Directive -> Each line below must be set down exactly; omit any image you find.

------------------------------------------------------------

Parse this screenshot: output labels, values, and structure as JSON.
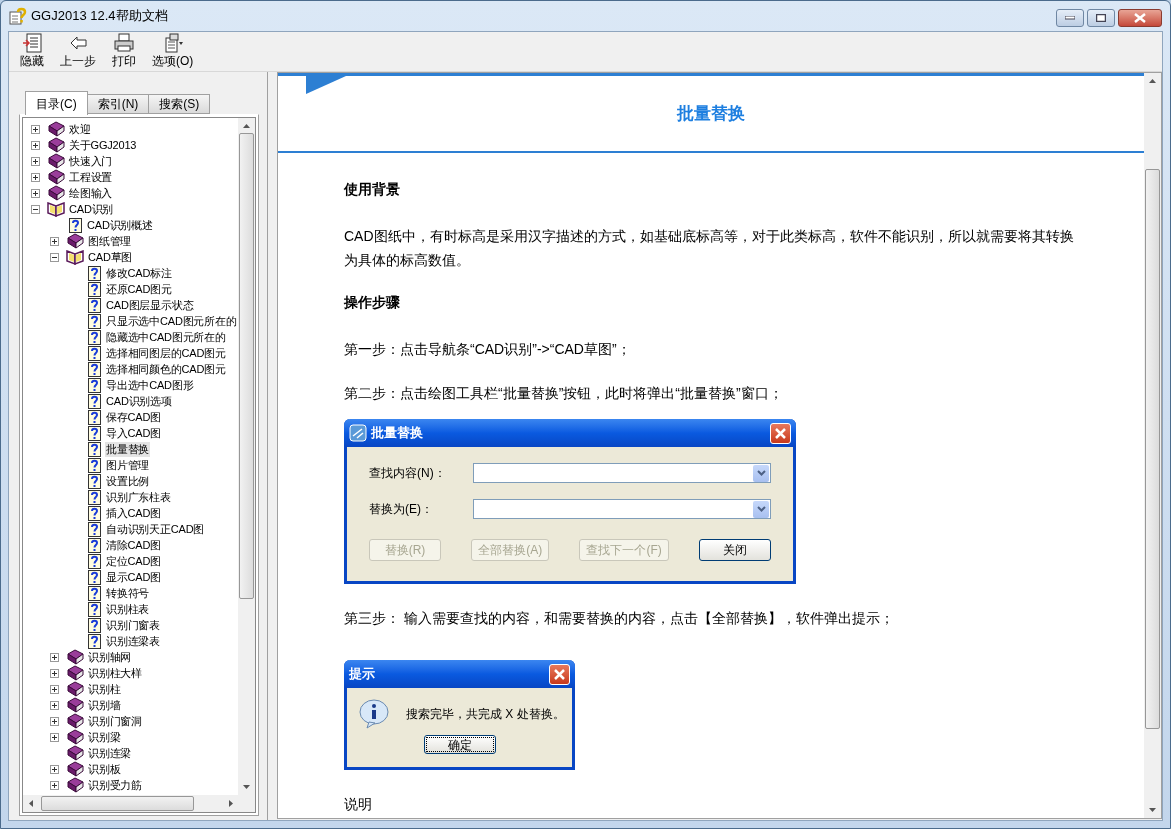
{
  "window": {
    "title": "GGJ2013 12.4帮助文档"
  },
  "toolbar": [
    {
      "label": "隐藏",
      "kind": "hide"
    },
    {
      "label": "上一步",
      "kind": "back"
    },
    {
      "label": "打印",
      "kind": "print"
    },
    {
      "label": "选项(O)",
      "kind": "options"
    }
  ],
  "tabs": [
    {
      "label": "目录(C)",
      "selected": true
    },
    {
      "label": "索引(N)",
      "selected": false
    },
    {
      "label": "搜索(S)",
      "selected": false
    }
  ],
  "tree": [
    {
      "label": "欢迎",
      "kind": "book",
      "expanded": false,
      "selected": false
    },
    {
      "label": "关于GGJ2013",
      "kind": "book",
      "expanded": false,
      "selected": false
    },
    {
      "label": "快速入门",
      "kind": "book",
      "expanded": false,
      "selected": false
    },
    {
      "label": "工程设置",
      "kind": "book",
      "expanded": false,
      "selected": false
    },
    {
      "label": "绘图输入",
      "kind": "book",
      "expanded": false,
      "selected": false
    },
    {
      "label": "CAD识别",
      "kind": "book",
      "expanded": true,
      "selected": false,
      "children": [
        {
          "label": "CAD识别概述",
          "kind": "page",
          "selected": false
        },
        {
          "label": "图纸管理",
          "kind": "book",
          "expanded": false,
          "selected": false
        },
        {
          "label": "CAD草图",
          "kind": "book",
          "expanded": true,
          "selected": false,
          "children": [
            {
              "label": "修改CAD标注",
              "kind": "page",
              "selected": false
            },
            {
              "label": "还原CAD图元",
              "kind": "page",
              "selected": false
            },
            {
              "label": "CAD图层显示状态",
              "kind": "page",
              "selected": false
            },
            {
              "label": "只显示选中CAD图元所在的",
              "kind": "page",
              "selected": false
            },
            {
              "label": "隐藏选中CAD图元所在的",
              "kind": "page",
              "selected": false
            },
            {
              "label": "选择相同图层的CAD图元",
              "kind": "page",
              "selected": false
            },
            {
              "label": "选择相同颜色的CAD图元",
              "kind": "page",
              "selected": false
            },
            {
              "label": "导出选中CAD图形",
              "kind": "page",
              "selected": false
            },
            {
              "label": "CAD识别选项",
              "kind": "page",
              "selected": false
            },
            {
              "label": "保存CAD图",
              "kind": "page",
              "selected": false
            },
            {
              "label": "导入CAD图",
              "kind": "page",
              "selected": false
            },
            {
              "label": "批量替换",
              "kind": "page",
              "selected": true
            },
            {
              "label": "图片管理",
              "kind": "page",
              "selected": false
            },
            {
              "label": "设置比例",
              "kind": "page",
              "selected": false
            },
            {
              "label": "识别广东柱表",
              "kind": "page",
              "selected": false
            },
            {
              "label": "插入CAD图",
              "kind": "page",
              "selected": false
            },
            {
              "label": "自动识别天正CAD图",
              "kind": "page",
              "selected": false
            },
            {
              "label": "清除CAD图",
              "kind": "page",
              "selected": false
            },
            {
              "label": "定位CAD图",
              "kind": "page",
              "selected": false
            },
            {
              "label": "显示CAD图",
              "kind": "page",
              "selected": false
            },
            {
              "label": "转换符号",
              "kind": "page",
              "selected": false
            },
            {
              "label": "识别柱表",
              "kind": "page",
              "selected": false
            },
            {
              "label": "识别门窗表",
              "kind": "page",
              "selected": false
            },
            {
              "label": "识别连梁表",
              "kind": "page",
              "selected": false
            }
          ]
        },
        {
          "label": "识别轴网",
          "kind": "book",
          "expanded": false,
          "selected": false
        },
        {
          "label": "识别柱大样",
          "kind": "book",
          "expanded": false,
          "selected": false
        },
        {
          "label": "识别柱",
          "kind": "book",
          "expanded": false,
          "selected": false
        },
        {
          "label": "识别墙",
          "kind": "book",
          "expanded": false,
          "selected": false
        },
        {
          "label": "识别门窗洞",
          "kind": "book",
          "expanded": false,
          "selected": false
        },
        {
          "label": "识别梁",
          "kind": "book",
          "expanded": false,
          "selected": false
        },
        {
          "label": "识别连梁",
          "kind": "book",
          "selected": false
        },
        {
          "label": "识别板",
          "kind": "book",
          "expanded": false,
          "selected": false
        },
        {
          "label": "识别受力筋",
          "kind": "book",
          "expanded": false,
          "selected": false
        }
      ]
    }
  ],
  "content": {
    "title": "批量替换",
    "blocks": [
      {
        "kind": "heading",
        "text": "使用背景"
      },
      {
        "kind": "paragraph",
        "text": "CAD图纸中，有时标高是采用汉字描述的方式，如基础底标高等，对于此类标高，软件不能识别，所以就需要将其转换为具体的标高数值。"
      },
      {
        "kind": "heading",
        "text": "操作步骤"
      },
      {
        "kind": "paragraph",
        "text": "第一步：点击导航条“CAD识别”->“CAD草图”；"
      },
      {
        "kind": "paragraph",
        "text": "第二步：点击绘图工具栏“批量替换”按钮，此时将弹出“批量替换”窗口；"
      },
      {
        "kind": "replace-dialog",
        "title": "批量替换",
        "fields": [
          {
            "label": "查找内容(N)："
          },
          {
            "label": "替换为(E)："
          }
        ],
        "buttons": [
          {
            "label": "替换(R)",
            "disabled": true
          },
          {
            "label": "全部替换(A)",
            "disabled": true
          },
          {
            "label": "查找下一个(F)",
            "disabled": true
          },
          {
            "label": "关闭",
            "disabled": false
          }
        ]
      },
      {
        "kind": "paragraph",
        "text": "第三步： 输入需要查找的内容，和需要替换的内容，点击【全部替换】，软件弹出提示；"
      },
      {
        "kind": "message-dialog",
        "title": "提示",
        "message": "搜索完毕，共完成 X 处替换。",
        "button": "确定"
      },
      {
        "kind": "paragraph",
        "text": "说明"
      }
    ]
  }
}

------------------------------------------------------------

Finished task ->
Parse this screenshot: output labels, values, and structure as JSON.
{
  "window": {
    "title": "GGJ2013 12.4帮助文档"
  },
  "toolbar": [
    {
      "label": "隐藏",
      "kind": "hide"
    },
    {
      "label": "上一步",
      "kind": "back"
    },
    {
      "label": "打印",
      "kind": "print"
    },
    {
      "label": "选项(O)",
      "kind": "options"
    }
  ],
  "tabs": [
    {
      "label": "目录(C)",
      "selected": true
    },
    {
      "label": "索引(N)",
      "selected": false
    },
    {
      "label": "搜索(S)",
      "selected": false
    }
  ],
  "tree": [
    {
      "label": "欢迎",
      "kind": "book",
      "expanded": false,
      "selected": false
    },
    {
      "label": "关于GGJ2013",
      "kind": "book",
      "expanded": false,
      "selected": false
    },
    {
      "label": "快速入门",
      "kind": "book",
      "expanded": false,
      "selected": false
    },
    {
      "label": "工程设置",
      "kind": "book",
      "expanded": false,
      "selected": false
    },
    {
      "label": "绘图输入",
      "kind": "book",
      "expanded": false,
      "selected": false
    },
    {
      "label": "CAD识别",
      "kind": "book",
      "expanded": true,
      "selected": false,
      "children": [
        {
          "label": "CAD识别概述",
          "kind": "page",
          "selected": false
        },
        {
          "label": "图纸管理",
          "kind": "book",
          "expanded": false,
          "selected": false
        },
        {
          "label": "CAD草图",
          "kind": "book",
          "expanded": true,
          "selected": false,
          "children": [
            {
              "label": "修改CAD标注",
              "kind": "page",
              "selected": false
            },
            {
              "label": "还原CAD图元",
              "kind": "page",
              "selected": false
            },
            {
              "label": "CAD图层显示状态",
              "kind": "page",
              "selected": false
            },
            {
              "label": "只显示选中CAD图元所在的",
              "kind": "page",
              "selected": false
            },
            {
              "label": "隐藏选中CAD图元所在的",
              "kind": "page",
              "selected": false
            },
            {
              "label": "选择相同图层的CAD图元",
              "kind": "page",
              "selected": false
            },
            {
              "label": "选择相同颜色的CAD图元",
              "kind": "page",
              "selected": false
            },
            {
              "label": "导出选中CAD图形",
              "kind": "page",
              "selected": false
            },
            {
              "label": "CAD识别选项",
              "kind": "page",
              "selected": false
            },
            {
              "label": "保存CAD图",
              "kind": "page",
              "selected": false
            },
            {
              "label": "导入CAD图",
              "kind": "page",
              "selected": false
            },
            {
              "label": "批量替换",
              "kind": "page",
              "selected": true
            },
            {
              "label": "图片管理",
              "kind": "page",
              "selected": false
            },
            {
              "label": "设置比例",
              "kind": "page",
              "selected": false
            },
            {
              "label": "识别广东柱表",
              "kind": "page",
              "selected": false
            },
            {
              "label": "插入CAD图",
              "kind": "page",
              "selected": false
            },
            {
              "label": "自动识别天正CAD图",
              "kind": "page",
              "selected": false
            },
            {
              "label": "清除CAD图",
              "kind": "page",
              "selected": false
            },
            {
              "label": "定位CAD图",
              "kind": "page",
              "selected": false
            },
            {
              "label": "显示CAD图",
              "kind": "page",
              "selected": false
            },
            {
              "label": "转换符号",
              "kind": "page",
              "selected": false
            },
            {
              "label": "识别柱表",
              "kind": "page",
              "selected": false
            },
            {
              "label": "识别门窗表",
              "kind": "page",
              "selected": false
            },
            {
              "label": "识别连梁表",
              "kind": "page",
              "selected": false
            }
          ]
        },
        {
          "label": "识别轴网",
          "kind": "book",
          "expanded": false,
          "selected": false
        },
        {
          "label": "识别柱大样",
          "kind": "book",
          "expanded": false,
          "selected": false
        },
        {
          "label": "识别柱",
          "kind": "book",
          "expanded": false,
          "selected": false
        },
        {
          "label": "识别墙",
          "kind": "book",
          "expanded": false,
          "selected": false
        },
        {
          "label": "识别门窗洞",
          "kind": "book",
          "expanded": false,
          "selected": false
        },
        {
          "label": "识别梁",
          "kind": "book",
          "expanded": false,
          "selected": false
        },
        {
          "label": "识别连梁",
          "kind": "book",
          "selected": false
        },
        {
          "label": "识别板",
          "kind": "book",
          "expanded": false,
          "selected": false
        },
        {
          "label": "识别受力筋",
          "kind": "book",
          "expanded": false,
          "selected": false
        }
      ]
    }
  ],
  "content": {
    "title": "批量替换",
    "blocks": [
      {
        "kind": "heading",
        "text": "使用背景"
      },
      {
        "kind": "paragraph",
        "text": "CAD图纸中，有时标高是采用汉字描述的方式，如基础底标高等，对于此类标高，软件不能识别，所以就需要将其转换为具体的标高数值。"
      },
      {
        "kind": "heading",
        "text": "操作步骤"
      },
      {
        "kind": "paragraph",
        "text": "第一步：点击导航条“CAD识别”->“CAD草图”；"
      },
      {
        "kind": "paragraph",
        "text": "第二步：点击绘图工具栏“批量替换”按钮，此时将弹出“批量替换”窗口；"
      },
      {
        "kind": "replace-dialog",
        "title": "批量替换",
        "fields": [
          {
            "label": "查找内容(N)："
          },
          {
            "label": "替换为(E)："
          }
        ],
        "buttons": [
          {
            "label": "替换(R)",
            "disabled": true
          },
          {
            "label": "全部替换(A)",
            "disabled": true
          },
          {
            "label": "查找下一个(F)",
            "disabled": true
          },
          {
            "label": "关闭",
            "disabled": false
          }
        ]
      },
      {
        "kind": "paragraph",
        "text": "第三步： 输入需要查找的内容，和需要替换的内容，点击【全部替换】，软件弹出提示；"
      },
      {
        "kind": "message-dialog",
        "title": "提示",
        "message": "搜索完毕，共完成 X 处替换。",
        "button": "确定"
      },
      {
        "kind": "paragraph",
        "text": "说明"
      }
    ]
  }
}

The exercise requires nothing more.